- [Input rows]
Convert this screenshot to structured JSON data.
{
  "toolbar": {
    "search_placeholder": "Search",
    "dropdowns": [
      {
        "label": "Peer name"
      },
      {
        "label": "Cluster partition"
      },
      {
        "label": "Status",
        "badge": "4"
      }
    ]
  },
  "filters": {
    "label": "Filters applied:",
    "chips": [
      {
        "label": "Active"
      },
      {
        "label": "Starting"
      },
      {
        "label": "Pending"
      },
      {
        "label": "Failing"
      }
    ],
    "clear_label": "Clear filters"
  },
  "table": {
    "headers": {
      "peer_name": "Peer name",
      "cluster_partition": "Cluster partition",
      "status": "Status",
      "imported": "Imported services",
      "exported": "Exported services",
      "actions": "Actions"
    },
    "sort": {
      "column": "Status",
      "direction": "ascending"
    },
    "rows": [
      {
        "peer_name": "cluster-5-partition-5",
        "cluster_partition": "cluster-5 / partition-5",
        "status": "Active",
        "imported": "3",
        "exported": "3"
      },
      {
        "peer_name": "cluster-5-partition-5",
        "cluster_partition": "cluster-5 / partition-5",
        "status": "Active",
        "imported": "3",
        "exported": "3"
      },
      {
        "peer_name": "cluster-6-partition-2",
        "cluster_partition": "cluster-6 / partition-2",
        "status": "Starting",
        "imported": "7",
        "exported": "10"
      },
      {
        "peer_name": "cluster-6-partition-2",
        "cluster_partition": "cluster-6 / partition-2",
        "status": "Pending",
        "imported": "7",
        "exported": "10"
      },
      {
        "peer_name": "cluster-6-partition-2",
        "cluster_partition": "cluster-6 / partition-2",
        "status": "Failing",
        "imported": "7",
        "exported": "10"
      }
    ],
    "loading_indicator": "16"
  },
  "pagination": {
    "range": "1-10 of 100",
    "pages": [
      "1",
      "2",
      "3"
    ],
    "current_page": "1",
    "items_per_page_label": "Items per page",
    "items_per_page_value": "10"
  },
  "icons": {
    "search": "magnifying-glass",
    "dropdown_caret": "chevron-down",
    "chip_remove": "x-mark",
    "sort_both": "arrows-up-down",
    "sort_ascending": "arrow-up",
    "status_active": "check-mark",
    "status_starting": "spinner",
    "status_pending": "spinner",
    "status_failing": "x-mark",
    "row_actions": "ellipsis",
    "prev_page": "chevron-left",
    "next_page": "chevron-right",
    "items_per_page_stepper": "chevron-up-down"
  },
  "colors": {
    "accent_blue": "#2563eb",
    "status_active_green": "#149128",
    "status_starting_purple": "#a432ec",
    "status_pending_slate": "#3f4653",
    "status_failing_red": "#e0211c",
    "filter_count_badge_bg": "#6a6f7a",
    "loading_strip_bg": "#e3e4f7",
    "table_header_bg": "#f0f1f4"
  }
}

- [Written instruction]
Type the material above out again, exactly.

- [The reply]
Convert this screenshot to structured JSON data.
{
  "toolbar": {
    "search_placeholder": "Search",
    "dropdowns": [
      {
        "label": "Peer name"
      },
      {
        "label": "Cluster partition"
      },
      {
        "label": "Status",
        "badge": "4"
      }
    ]
  },
  "filters": {
    "label": "Filters applied:",
    "chips": [
      {
        "label": "Active"
      },
      {
        "label": "Starting"
      },
      {
        "label": "Pending"
      },
      {
        "label": "Failing"
      }
    ],
    "clear_label": "Clear filters"
  },
  "table": {
    "headers": {
      "peer_name": "Peer name",
      "cluster_partition": "Cluster partition",
      "status": "Status",
      "imported": "Imported services",
      "exported": "Exported services",
      "actions": "Actions"
    },
    "sort": {
      "column": "Status",
      "direction": "ascending"
    },
    "rows": [
      {
        "peer_name": "cluster-5-partition-5",
        "cluster_partition": "cluster-5 / partition-5",
        "status": "Active",
        "imported": "3",
        "exported": "3"
      },
      {
        "peer_name": "cluster-5-partition-5",
        "cluster_partition": "cluster-5 / partition-5",
        "status": "Active",
        "imported": "3",
        "exported": "3"
      },
      {
        "peer_name": "cluster-6-partition-2",
        "cluster_partition": "cluster-6 / partition-2",
        "status": "Starting",
        "imported": "7",
        "exported": "10"
      },
      {
        "peer_name": "cluster-6-partition-2",
        "cluster_partition": "cluster-6 / partition-2",
        "status": "Pending",
        "imported": "7",
        "exported": "10"
      },
      {
        "peer_name": "cluster-6-partition-2",
        "cluster_partition": "cluster-6 / partition-2",
        "status": "Failing",
        "imported": "7",
        "exported": "10"
      }
    ],
    "loading_indicator": "16"
  },
  "pagination": {
    "range": "1-10 of 100",
    "pages": [
      "1",
      "2",
      "3"
    ],
    "current_page": "1",
    "items_per_page_label": "Items per page",
    "items_per_page_value": "10"
  },
  "icons": {
    "search": "magnifying-glass",
    "dropdown_caret": "chevron-down",
    "chip_remove": "x-mark",
    "sort_both": "arrows-up-down",
    "sort_ascending": "arrow-up",
    "status_active": "check-mark",
    "status_starting": "spinner",
    "status_pending": "spinner",
    "status_failing": "x-mark",
    "row_actions": "ellipsis",
    "prev_page": "chevron-left",
    "next_page": "chevron-right",
    "items_per_page_stepper": "chevron-up-down"
  },
  "colors": {
    "accent_blue": "#2563eb",
    "status_active_green": "#149128",
    "status_starting_purple": "#a432ec",
    "status_pending_slate": "#3f4653",
    "status_failing_red": "#e0211c",
    "filter_count_badge_bg": "#6a6f7a",
    "loading_strip_bg": "#e3e4f7",
    "table_header_bg": "#f0f1f4"
  }
}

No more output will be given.